— start —
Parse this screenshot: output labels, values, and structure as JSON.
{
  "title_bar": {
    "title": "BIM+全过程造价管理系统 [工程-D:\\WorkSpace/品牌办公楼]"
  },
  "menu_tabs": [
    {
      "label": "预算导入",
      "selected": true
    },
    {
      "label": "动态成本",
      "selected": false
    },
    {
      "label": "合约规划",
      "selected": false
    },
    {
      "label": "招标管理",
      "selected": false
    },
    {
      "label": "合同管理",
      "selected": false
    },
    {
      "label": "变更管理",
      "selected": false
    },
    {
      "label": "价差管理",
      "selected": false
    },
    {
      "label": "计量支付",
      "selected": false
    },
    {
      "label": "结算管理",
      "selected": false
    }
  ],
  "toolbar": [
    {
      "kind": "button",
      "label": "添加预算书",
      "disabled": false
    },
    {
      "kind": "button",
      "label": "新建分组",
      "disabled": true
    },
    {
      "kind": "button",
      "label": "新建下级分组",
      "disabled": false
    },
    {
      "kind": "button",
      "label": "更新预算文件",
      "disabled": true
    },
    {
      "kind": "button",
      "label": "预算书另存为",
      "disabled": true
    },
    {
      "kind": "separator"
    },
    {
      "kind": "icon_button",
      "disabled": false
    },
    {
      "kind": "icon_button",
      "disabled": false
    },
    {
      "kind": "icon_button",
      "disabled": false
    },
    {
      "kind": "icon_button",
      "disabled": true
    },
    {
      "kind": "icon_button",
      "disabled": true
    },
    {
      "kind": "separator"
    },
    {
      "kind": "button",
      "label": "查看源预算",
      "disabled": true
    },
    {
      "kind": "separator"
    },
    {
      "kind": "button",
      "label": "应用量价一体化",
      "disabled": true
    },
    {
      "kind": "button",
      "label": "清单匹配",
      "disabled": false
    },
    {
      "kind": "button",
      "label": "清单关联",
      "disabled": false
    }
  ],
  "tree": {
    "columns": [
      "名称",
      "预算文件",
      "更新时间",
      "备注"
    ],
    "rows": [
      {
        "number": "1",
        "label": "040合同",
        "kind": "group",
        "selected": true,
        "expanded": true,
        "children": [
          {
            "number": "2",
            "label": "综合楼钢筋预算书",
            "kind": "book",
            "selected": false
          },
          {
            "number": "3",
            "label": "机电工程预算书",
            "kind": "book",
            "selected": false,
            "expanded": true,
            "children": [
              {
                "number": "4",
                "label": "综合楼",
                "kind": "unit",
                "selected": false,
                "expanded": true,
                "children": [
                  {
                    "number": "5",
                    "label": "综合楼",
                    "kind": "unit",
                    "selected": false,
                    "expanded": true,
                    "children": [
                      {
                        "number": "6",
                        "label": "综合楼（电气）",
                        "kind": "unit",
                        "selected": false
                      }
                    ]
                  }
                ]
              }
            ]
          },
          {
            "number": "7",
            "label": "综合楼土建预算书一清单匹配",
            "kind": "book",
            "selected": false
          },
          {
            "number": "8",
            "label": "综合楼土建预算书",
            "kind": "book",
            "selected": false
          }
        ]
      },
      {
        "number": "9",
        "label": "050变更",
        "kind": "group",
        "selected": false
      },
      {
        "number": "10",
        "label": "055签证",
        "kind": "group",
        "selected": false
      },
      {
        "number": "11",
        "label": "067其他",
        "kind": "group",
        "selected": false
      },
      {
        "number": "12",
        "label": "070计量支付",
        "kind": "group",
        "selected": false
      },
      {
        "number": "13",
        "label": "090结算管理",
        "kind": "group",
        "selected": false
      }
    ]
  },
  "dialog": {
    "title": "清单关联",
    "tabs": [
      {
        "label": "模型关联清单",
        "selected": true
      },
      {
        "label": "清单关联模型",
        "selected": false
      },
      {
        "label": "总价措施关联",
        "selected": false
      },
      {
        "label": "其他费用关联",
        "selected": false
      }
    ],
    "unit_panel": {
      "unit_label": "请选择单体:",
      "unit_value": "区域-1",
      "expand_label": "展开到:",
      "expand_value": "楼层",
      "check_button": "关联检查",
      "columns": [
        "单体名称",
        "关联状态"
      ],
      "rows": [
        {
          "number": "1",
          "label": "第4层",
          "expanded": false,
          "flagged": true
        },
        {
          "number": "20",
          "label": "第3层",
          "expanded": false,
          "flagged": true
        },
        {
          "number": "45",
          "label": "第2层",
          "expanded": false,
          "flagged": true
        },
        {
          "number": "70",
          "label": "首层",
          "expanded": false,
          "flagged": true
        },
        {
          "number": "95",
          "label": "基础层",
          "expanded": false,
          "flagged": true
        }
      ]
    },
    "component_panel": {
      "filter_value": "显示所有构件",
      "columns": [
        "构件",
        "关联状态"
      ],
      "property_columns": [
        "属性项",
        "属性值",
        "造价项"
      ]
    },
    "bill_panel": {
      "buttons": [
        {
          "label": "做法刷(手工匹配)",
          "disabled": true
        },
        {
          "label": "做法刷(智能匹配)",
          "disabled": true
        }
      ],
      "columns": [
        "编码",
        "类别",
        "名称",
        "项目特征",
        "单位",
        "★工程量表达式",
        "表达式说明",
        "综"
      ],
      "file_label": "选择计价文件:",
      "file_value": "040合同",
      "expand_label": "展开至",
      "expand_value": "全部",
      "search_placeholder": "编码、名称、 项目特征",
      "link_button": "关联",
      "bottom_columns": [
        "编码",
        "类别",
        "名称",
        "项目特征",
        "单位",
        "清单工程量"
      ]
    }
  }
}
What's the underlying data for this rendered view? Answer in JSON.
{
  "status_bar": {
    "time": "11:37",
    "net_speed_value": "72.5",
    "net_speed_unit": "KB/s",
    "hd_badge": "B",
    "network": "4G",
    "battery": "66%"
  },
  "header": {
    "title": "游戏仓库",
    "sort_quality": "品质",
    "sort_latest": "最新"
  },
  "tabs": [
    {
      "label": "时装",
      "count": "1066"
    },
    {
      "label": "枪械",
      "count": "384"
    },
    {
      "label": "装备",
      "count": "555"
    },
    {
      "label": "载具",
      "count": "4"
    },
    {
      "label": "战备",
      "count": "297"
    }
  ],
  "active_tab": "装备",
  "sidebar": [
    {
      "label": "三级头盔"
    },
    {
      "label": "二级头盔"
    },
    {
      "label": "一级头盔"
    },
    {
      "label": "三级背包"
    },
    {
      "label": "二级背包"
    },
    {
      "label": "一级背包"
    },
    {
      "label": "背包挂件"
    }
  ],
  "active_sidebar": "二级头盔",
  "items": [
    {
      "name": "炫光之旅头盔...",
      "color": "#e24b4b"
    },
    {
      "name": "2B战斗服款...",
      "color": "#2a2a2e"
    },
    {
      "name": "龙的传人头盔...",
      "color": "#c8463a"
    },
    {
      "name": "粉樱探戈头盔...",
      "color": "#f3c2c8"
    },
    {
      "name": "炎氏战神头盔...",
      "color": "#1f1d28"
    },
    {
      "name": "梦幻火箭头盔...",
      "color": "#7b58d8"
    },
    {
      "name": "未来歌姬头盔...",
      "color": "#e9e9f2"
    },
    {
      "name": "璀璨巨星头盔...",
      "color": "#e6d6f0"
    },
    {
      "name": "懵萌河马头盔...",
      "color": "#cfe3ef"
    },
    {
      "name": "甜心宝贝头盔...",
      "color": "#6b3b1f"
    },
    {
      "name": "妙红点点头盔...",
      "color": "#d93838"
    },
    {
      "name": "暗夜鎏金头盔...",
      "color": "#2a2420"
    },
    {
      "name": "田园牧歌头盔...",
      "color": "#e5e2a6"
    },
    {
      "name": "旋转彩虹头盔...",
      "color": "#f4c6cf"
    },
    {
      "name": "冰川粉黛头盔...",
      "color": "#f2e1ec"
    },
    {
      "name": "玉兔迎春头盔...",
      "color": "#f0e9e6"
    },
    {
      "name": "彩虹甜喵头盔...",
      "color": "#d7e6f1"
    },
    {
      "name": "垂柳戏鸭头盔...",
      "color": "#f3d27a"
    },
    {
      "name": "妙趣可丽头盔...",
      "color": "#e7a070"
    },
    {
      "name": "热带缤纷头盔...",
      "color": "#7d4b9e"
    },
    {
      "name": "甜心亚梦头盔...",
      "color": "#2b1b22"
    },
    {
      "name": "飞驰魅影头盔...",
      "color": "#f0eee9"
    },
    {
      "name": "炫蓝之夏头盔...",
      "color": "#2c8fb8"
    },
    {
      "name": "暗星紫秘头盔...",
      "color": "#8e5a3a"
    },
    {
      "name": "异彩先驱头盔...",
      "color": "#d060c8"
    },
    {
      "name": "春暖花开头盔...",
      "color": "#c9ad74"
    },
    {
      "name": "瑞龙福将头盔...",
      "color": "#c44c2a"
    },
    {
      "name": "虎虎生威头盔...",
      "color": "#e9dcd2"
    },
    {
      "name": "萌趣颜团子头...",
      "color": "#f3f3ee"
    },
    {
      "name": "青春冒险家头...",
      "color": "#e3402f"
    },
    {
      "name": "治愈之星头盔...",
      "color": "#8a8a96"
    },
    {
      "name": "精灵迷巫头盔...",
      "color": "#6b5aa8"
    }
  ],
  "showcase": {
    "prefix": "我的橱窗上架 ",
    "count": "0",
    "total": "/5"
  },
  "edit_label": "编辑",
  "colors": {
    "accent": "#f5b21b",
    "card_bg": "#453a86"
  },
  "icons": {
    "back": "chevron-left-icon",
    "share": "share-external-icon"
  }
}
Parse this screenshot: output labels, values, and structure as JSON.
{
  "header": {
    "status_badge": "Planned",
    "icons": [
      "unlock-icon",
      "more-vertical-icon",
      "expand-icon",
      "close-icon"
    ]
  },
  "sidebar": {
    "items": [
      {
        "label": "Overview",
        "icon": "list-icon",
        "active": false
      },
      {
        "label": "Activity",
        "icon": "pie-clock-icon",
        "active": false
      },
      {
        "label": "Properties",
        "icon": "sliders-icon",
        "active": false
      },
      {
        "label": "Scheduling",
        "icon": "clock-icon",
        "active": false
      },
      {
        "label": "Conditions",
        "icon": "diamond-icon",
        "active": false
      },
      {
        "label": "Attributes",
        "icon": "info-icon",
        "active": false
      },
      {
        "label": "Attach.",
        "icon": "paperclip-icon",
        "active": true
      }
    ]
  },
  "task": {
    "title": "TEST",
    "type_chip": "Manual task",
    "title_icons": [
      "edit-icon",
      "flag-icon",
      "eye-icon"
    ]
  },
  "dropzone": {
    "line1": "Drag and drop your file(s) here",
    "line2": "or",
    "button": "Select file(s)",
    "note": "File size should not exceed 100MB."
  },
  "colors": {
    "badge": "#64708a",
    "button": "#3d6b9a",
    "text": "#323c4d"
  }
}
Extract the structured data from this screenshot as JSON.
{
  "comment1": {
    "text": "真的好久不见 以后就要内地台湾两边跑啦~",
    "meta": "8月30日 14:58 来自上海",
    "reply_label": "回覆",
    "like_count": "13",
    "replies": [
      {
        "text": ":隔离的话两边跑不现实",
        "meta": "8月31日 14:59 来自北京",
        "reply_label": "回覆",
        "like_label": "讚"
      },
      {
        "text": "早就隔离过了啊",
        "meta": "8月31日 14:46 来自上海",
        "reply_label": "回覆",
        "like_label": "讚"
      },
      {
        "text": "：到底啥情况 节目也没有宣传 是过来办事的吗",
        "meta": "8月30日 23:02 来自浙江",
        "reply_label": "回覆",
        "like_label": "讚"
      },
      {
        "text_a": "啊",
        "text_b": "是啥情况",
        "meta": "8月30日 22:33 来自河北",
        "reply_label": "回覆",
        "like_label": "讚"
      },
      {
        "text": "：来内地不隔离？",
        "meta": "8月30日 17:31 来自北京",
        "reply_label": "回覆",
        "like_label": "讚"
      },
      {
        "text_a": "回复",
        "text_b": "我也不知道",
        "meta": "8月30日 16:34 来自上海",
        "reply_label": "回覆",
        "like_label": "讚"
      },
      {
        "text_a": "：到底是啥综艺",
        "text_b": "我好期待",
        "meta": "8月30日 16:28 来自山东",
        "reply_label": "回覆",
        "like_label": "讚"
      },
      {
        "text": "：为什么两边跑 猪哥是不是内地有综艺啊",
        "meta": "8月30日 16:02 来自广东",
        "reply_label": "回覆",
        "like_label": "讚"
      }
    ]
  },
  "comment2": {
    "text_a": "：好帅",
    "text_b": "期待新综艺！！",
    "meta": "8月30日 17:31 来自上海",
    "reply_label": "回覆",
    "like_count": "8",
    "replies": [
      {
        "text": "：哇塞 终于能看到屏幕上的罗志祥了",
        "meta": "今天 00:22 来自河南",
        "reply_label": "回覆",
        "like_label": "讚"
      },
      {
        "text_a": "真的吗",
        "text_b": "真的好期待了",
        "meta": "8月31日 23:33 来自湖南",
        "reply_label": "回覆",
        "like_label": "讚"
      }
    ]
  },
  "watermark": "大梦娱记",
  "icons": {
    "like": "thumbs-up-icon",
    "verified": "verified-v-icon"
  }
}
— end —
THE EXERCISE - Tally every line of the listing that holds the string "data", then give the number by itself.

WRITTEN SOLUTION - 2